Exercises
1. List every section heading that stands on its own line below the title in the reverse stock split excerpt.
2. In the reverse stock split excerpt, how will fractional shares be handled?
3. Please extend the reverse stock split excerpt, picking up right after its final sentence.

>> begin Excerpted passage

TO EFFECT A REVERSE SPLIT OF THE COMPANY’S COMMON STOCK

AND

AMENDMENT TO THE ARTICLES OF INCORPORATION

TO EFFECT THE REVERSE SPLIT

 

Purpose of the Reverse Split

 

The Company’s Board of Directors has determined that it is in our best interest to effect a reverse split of our Common Stock of one share for every 40 shares outstanding so that every 40 outstanding shares of Common Stock before the stock split shall represent one share of Common Stock after the stock split with all fractional shares rounded up to the next whole share (the “Reverse Split”). The Board of Directors believes that our Common Stock is undervalued and that the Reverse Split will allow the Company’s Common Stock to trade in a more realistic price range.

 

Certain Risks Associated With the Reverse Stock Split

 

While the Board believes that the Company’s Common Stock would trade at higher prices after the consummation of the Reverse Stock Split, there can be no assurance that the increase in the trading price will occur, or, if it does occur, that it will equal or exceed two, three or four times the market price of the Common Stock prior to the Reverse Stock Split. In some cases, the total market value of a company following a reverse stock split is lower, and may be substantially lower, than the total market value before the reverse stock split. In addition, the fewer number of shares that will be available to trade could possibly cause the trading market of the Common Stock to become less liquid, which could have an adverse effect on the price of the Common Stock. The market price of the Common Stock is based on our performance and other factors, some of which may be unrelated to the number of our shares outstanding.

 

In addition, there can be no assurance that the Reverse Stock Split will result in a per share price that will attract brokers and investors who do not trade in lower priced stock.

 

Principal Effects of the Reverse Split

 

On the effective date of the Reverse Split, each 40 shares of our Common Stock issued and outstanding immediately prior to the Reverse Split effective date (the “Old Shares”) will automatically and without any action on the part of the stockholders be converted into one share of our Common Stock (the “New Shares”). In the following discussion, we provide examples of the effects of a one-for-forty reverse stock split.

 

Corporate Matters.  The Reverse Split would have the following effects based upon the number of shares of Common Stock outstanding as of February 10, 2017.

>> end Excerpted passage
>> begin Data lines

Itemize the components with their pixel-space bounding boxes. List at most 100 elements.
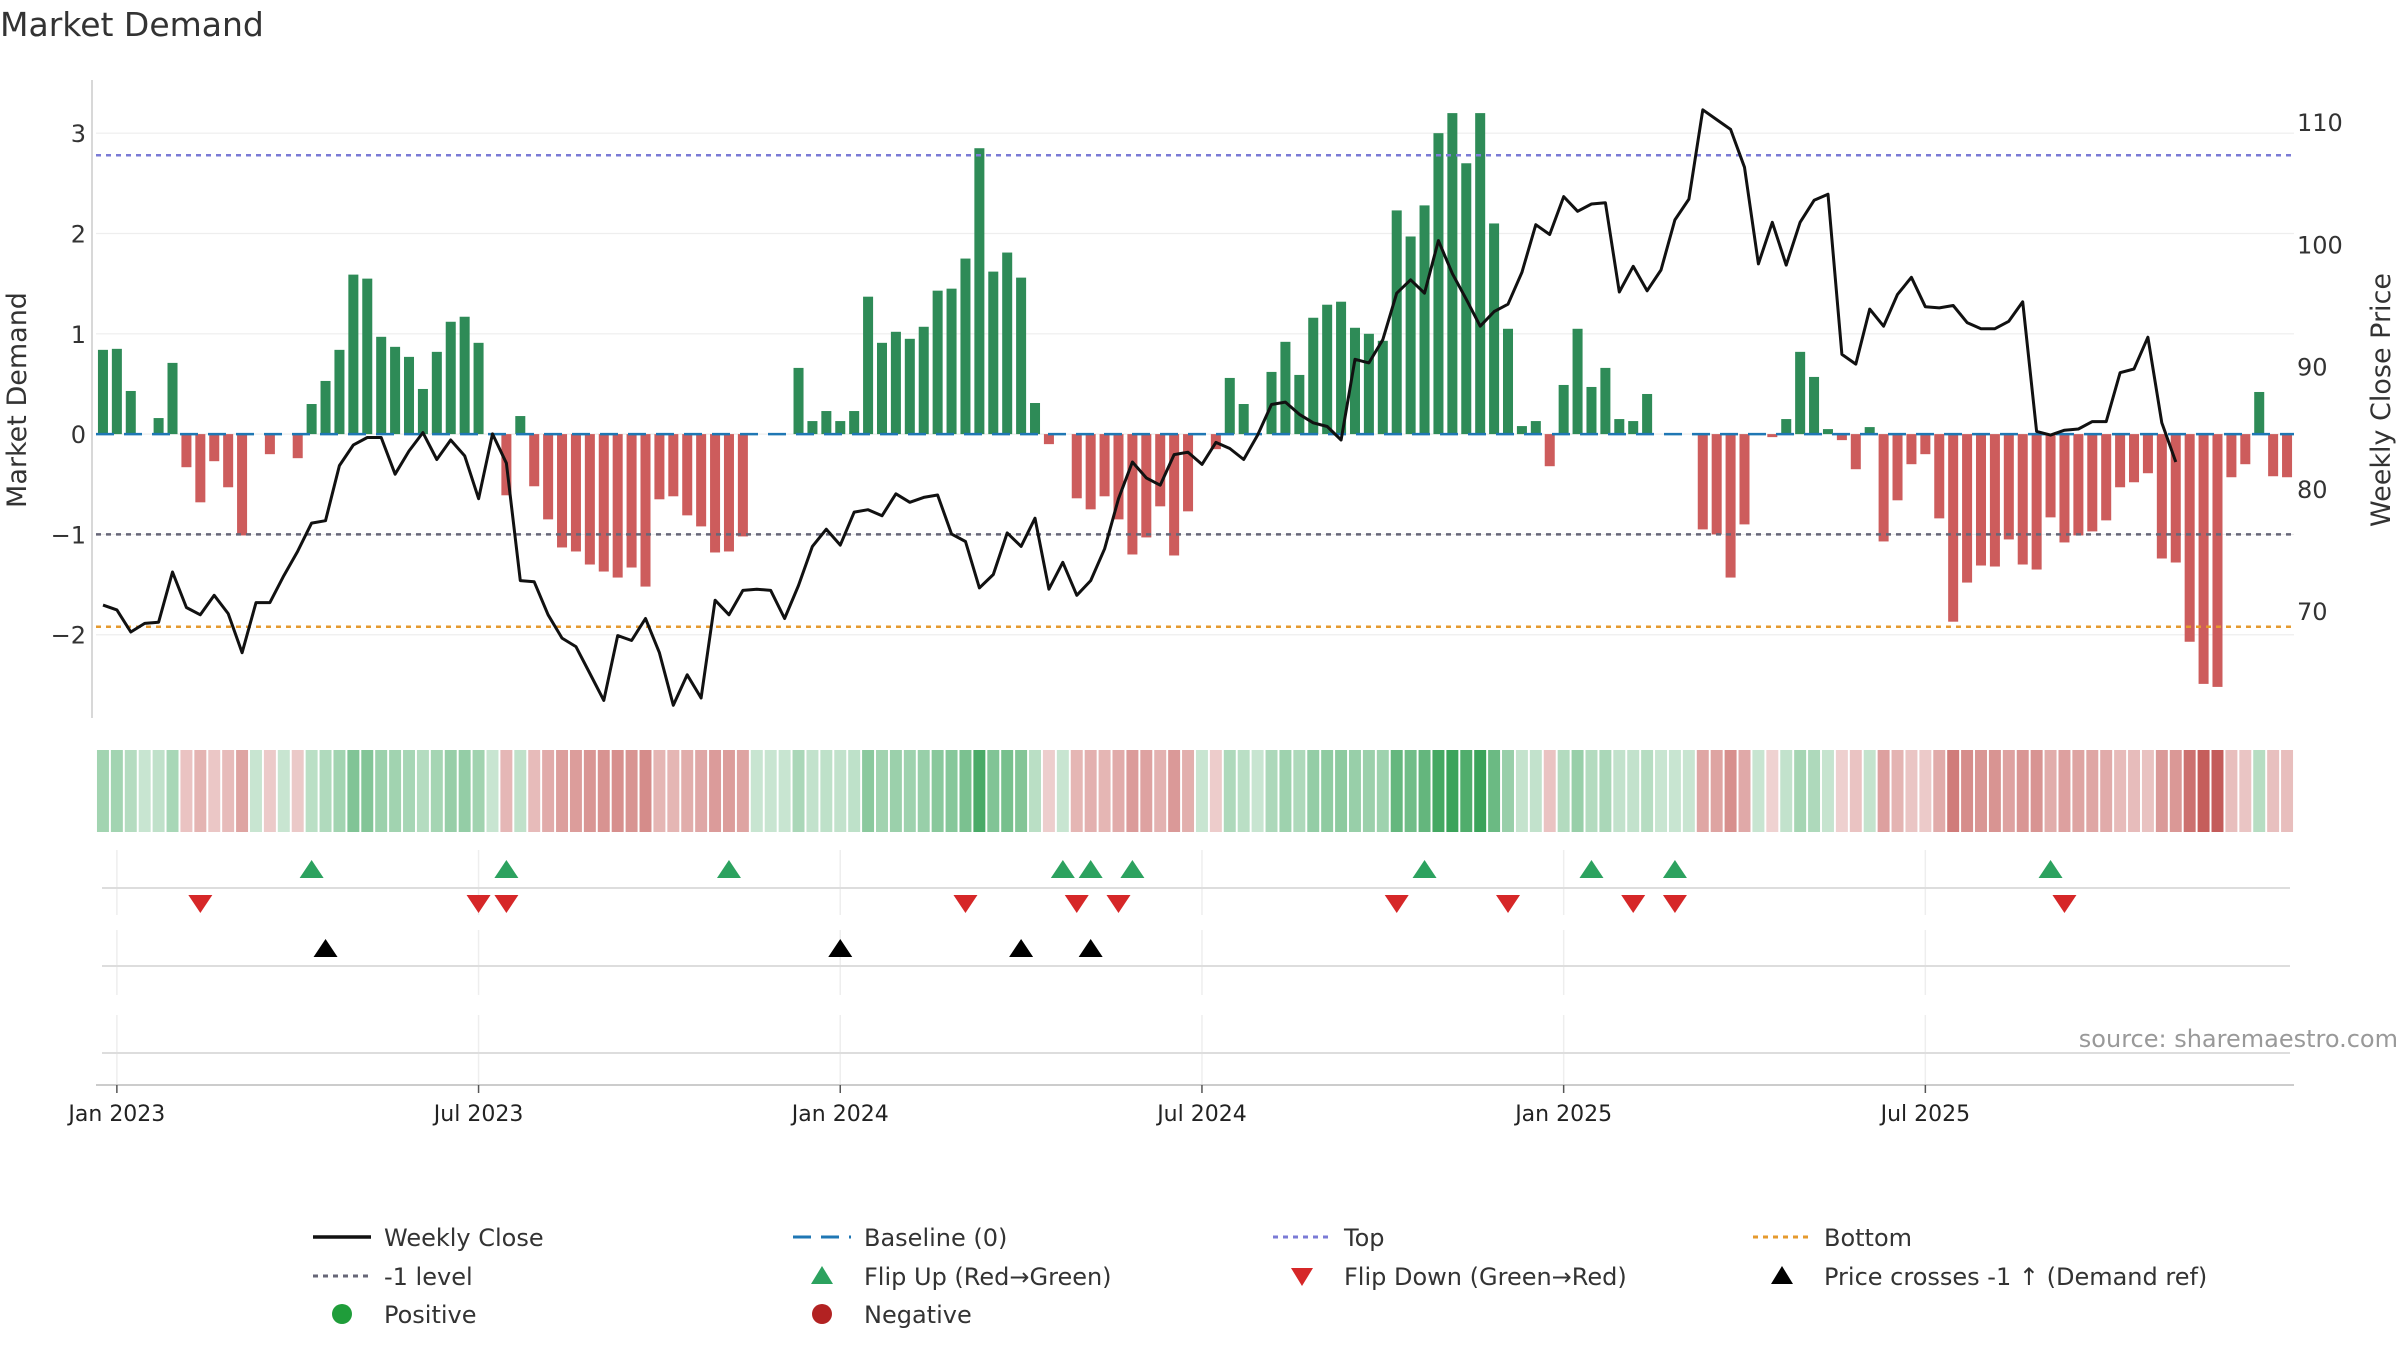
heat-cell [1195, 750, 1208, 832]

>> end Data lines

Answers to the exercise
1.
Purpose of the Reverse Split
Certain Risks Associated With the Reverse Stock Split
Principal Effects of the Reverse Split

2. They will be rounded up to the next whole share.

3.
 

  in a one-for-forty reverse stock split, every 40 of our Old Shares owned by a stockholder would be exchanged for one New Share; and

 

  the number of shares of our Common Stock issued and outstanding will be reduced from 49,853,280 shares to 1,246,332 shares.

 

The Reverse Split will be effected simultaneously for all of our outstanding Common Stock and the exchange ratio will be the same for all of our outstanding Common Stock. The Reverse Split will affect all of our stockholders uniformly and will not affect any stockholder’s percentage ownership interests in the Company, except to the extent that the Reverse Split results in any of our stockholders owning a fractional share. As described below, stockholders and holders of options and warrants holding fractional shares will have their shares rounded up to the nearest whole number. Common Stock issued pursuant to the Reverse Split will remain fully paid and non-assessable.

 

Fractional Shares.  No scrip or fractional share certificates will be issued in connection with the Reverse Split. Stockholders who otherwise would be entitled to receive fractional shares because they hold a number of Old Shares not evenly divisible by the one for two reverse stock split ratio, will be entitled, upon surrender of certificate(s) representing these shares, to a number of shares of New Shares rounded up to the nearest whole number. The ownership of a fractional interest will not give the stockholder any voting, dividend or other rights except to have his or her fractional interest rounded up to the nearest whole number when the New Shares are issued.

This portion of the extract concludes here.